RECORDS PROVIDED >>
__________
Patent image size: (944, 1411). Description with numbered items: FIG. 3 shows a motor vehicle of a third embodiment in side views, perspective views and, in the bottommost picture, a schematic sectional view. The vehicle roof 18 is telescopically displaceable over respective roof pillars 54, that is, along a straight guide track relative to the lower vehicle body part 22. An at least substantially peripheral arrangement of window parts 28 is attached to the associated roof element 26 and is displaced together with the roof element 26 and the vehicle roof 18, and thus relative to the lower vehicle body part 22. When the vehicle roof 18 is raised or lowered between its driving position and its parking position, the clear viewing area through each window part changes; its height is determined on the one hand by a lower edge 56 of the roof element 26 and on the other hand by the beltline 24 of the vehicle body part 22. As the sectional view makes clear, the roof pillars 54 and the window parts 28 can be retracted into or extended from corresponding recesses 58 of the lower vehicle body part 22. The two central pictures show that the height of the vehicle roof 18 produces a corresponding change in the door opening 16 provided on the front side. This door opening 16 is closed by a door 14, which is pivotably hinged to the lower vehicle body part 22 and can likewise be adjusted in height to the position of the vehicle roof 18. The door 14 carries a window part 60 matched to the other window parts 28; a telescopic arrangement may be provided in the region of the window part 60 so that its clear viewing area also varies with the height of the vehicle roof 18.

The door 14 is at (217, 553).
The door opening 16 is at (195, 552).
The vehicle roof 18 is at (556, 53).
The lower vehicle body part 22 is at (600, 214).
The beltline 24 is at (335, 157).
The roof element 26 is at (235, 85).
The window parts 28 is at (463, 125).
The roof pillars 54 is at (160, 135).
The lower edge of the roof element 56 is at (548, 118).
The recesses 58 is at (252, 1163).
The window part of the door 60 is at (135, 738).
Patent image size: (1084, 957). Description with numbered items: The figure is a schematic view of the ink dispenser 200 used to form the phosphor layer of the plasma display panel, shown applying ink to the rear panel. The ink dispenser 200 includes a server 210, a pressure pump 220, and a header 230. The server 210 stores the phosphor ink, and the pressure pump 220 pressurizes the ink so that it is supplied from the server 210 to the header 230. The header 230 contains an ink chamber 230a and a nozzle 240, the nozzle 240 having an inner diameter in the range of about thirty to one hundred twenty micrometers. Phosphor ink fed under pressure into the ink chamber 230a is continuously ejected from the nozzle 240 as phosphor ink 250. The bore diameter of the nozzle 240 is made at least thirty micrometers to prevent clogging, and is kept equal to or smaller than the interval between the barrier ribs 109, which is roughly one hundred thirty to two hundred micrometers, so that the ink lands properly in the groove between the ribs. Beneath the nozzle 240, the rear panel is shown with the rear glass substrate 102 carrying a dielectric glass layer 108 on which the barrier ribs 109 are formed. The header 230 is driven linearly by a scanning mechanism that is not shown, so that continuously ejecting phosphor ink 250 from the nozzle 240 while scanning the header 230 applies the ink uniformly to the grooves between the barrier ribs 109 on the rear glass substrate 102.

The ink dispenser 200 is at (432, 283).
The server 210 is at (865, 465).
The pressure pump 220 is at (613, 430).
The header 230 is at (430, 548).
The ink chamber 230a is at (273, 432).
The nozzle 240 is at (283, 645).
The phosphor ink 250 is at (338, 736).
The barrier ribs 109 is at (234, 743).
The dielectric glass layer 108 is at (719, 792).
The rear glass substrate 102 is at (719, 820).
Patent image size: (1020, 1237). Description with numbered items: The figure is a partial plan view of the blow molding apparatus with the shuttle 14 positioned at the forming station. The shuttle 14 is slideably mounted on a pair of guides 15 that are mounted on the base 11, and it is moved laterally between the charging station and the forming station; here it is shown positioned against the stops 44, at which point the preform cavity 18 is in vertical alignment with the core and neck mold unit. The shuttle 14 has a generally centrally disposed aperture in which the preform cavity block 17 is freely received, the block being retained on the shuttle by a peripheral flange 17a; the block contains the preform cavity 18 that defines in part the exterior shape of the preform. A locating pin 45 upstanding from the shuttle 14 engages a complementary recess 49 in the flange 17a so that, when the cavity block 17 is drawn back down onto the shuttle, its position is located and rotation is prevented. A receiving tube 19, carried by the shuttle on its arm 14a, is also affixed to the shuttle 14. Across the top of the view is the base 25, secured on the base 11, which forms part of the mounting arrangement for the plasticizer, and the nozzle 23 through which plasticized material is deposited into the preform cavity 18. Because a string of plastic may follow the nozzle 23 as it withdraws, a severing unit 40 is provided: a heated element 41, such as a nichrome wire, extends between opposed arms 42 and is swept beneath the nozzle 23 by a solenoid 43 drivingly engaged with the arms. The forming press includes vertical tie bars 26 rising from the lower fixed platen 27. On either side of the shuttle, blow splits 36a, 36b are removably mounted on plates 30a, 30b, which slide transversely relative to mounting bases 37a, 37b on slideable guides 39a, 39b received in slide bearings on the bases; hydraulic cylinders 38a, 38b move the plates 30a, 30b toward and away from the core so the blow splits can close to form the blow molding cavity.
__________
WHAT TO PRODUCE >> Rewrite all of the records above, replacing "Patent image size" with "Figure dimensions" and leaving everything else unchanged.

EXERCISE ANSWER >>
Figure dimensions: (944, 1411). Description with numbered items: FIG. 3 shows a motor vehicle of a third embodiment in side views, perspective views and, in the bottommost picture, a schematic sectional view. The vehicle roof 18 is telescopically displaceable over respective roof pillars 54, that is, along a straight guide track relative to the lower vehicle body part 22. An at least substantially peripheral arrangement of window parts 28 is attached to the associated roof element 26 and is displaced together with the roof element 26 and the vehicle roof 18, and thus relative to the lower vehicle body part 22. When the vehicle roof 18 is raised or lowered between its driving position and its parking position, the clear viewing area through each window part changes; its height is determined on the one hand by a lower edge 56 of the roof element 26 and on the other hand by the beltline 24 of the vehicle body part 22. As the sectional view makes clear, the roof pillars 54 and the window parts 28 can be retracted into or extended from corresponding recesses 58 of the lower vehicle body part 22. The two central pictures show that the height of the vehicle roof 18 produces a corresponding change in the door opening 16 provided on the front side. This door opening 16 is closed by a door 14, which is pivotably hinged to the lower vehicle body part 22 and can likewise be adjusted in height to the position of the vehicle roof 18. The door 14 carries a window part 60 matched to the other window parts 28; a telescopic arrangement may be provided in the region of the window part 60 so that its clear viewing area also varies with the height of the vehicle roof 18.

The door 14 is at (217, 553).
The door opening 16 is at (195, 552).
The vehicle roof 18 is at (556, 53).
The lower vehicle body part 22 is at (600, 214).
The beltline 24 is at (335, 157).
The roof element 26 is at (235, 85).
The window parts 28 is at (463, 125).
The roof pillars 54 is at (160, 135).
The lower edge of the roof element 56 is at (548, 118).
The recesses 58 is at (252, 1163).
The window part of the door 60 is at (135, 738).
Figure dimensions: (1084, 957). Description with numbered items: The figure is a schematic view of the ink dispenser 200 used to form the phosphor layer of the plasma display panel, shown applying ink to the rear panel. The ink dispenser 200 includes a server 210, a pressure pump 220, and a header 230. The server 210 stores the phosphor ink, and the pressure pump 220 pressurizes the ink so that it is supplied from the server 210 to the header 230. The header 230 contains an ink chamber 230a and a nozzle 240, the nozzle 240 having an inner diameter in the range of about thirty to one hundred twenty micrometers. Phosphor ink fed under pressure into the ink chamber 230a is continuously ejected from the nozzle 240 as phosphor ink 250. The bore diameter of the nozzle 240 is made at least thirty micrometers to prevent clogging, and is kept equal to or smaller than the interval between the barrier ribs 109, which is roughly one hundred thirty to two hundred micrometers, so that the ink lands properly in the groove between the ribs. Beneath the nozzle 240, the rear panel is shown with the rear glass substrate 102 carrying a dielectric glass layer 108 on which the barrier ribs 109 are formed. The header 230 is driven linearly by a scanning mechanism that is not shown, so that continuously ejecting phosphor ink 250 from the nozzle 240 while scanning the header 230 applies the ink uniformly to the grooves between the barrier ribs 109 on the rear glass substrate 102.

The ink dispenser 200 is at (432, 283).
The server 210 is at (865, 465).
The pressure pump 220 is at (613, 430).
The header 230 is at (430, 548).
The ink chamber 230a is at (273, 432).
The nozzle 240 is at (283, 645).
The phosphor ink 250 is at (338, 736).
The barrier ribs 109 is at (234, 743).
The dielectric glass layer 108 is at (719, 792).
The rear glass substrate 102 is at (719, 820).
Figure dimensions: (1020, 1237). Description with numbered items: The figure is a partial plan view of the blow molding apparatus with the shuttle 14 positioned at the forming station. The shuttle 14 is slideably mounted on a pair of guides 15 that are mounted on the base 11, and it is moved laterally between the charging station and the forming station; here it is shown positioned against the stops 44, at which point the preform cavity 18 is in vertical alignment with the core and neck mold unit. The shuttle 14 has a generally centrally disposed aperture in which the preform cavity block 17 is freely received, the block being retained on the shuttle by a peripheral flange 17a; the block contains the preform cavity 18 that defines in part the exterior shape of the preform. A locating pin 45 upstanding from the shuttle 14 engages a complementary recess 49 in the flange 17a so that, when the cavity block 17 is drawn back down onto the shuttle, its position is located and rotation is prevented. A receiving tube 19, carried by the shuttle on its arm 14a, is also affixed to the shuttle 14. Across the top of the view is the base 25, secured on the base 11, which forms part of the mounting arrangement for the plasticizer, and the nozzle 23 through which plasticized material is deposited into the preform cavity 18. Because a string of plastic may follow the nozzle 23 as it withdraws, a severing unit 40 is provided: a heated element 41, such as a nichrome wire, extends between opposed arms 42 and is swept beneath the nozzle 23 by a solenoid 43 drivingly engaged with the arms. The forming press includes vertical tie bars 26 rising from the lower fixed platen 27. On either side of the shuttle, blow splits 36a, 36b are removably mounted on plates 30a, 30b, which slide transversely relative to mounting bases 37a, 37b on slideable guides 39a, 39b received in slide bearings on the bases; hydraulic cylinders 38a, 38b move the plates 30a, 30b toward and away from the core so the blow splits can close to form the blow molding cavity.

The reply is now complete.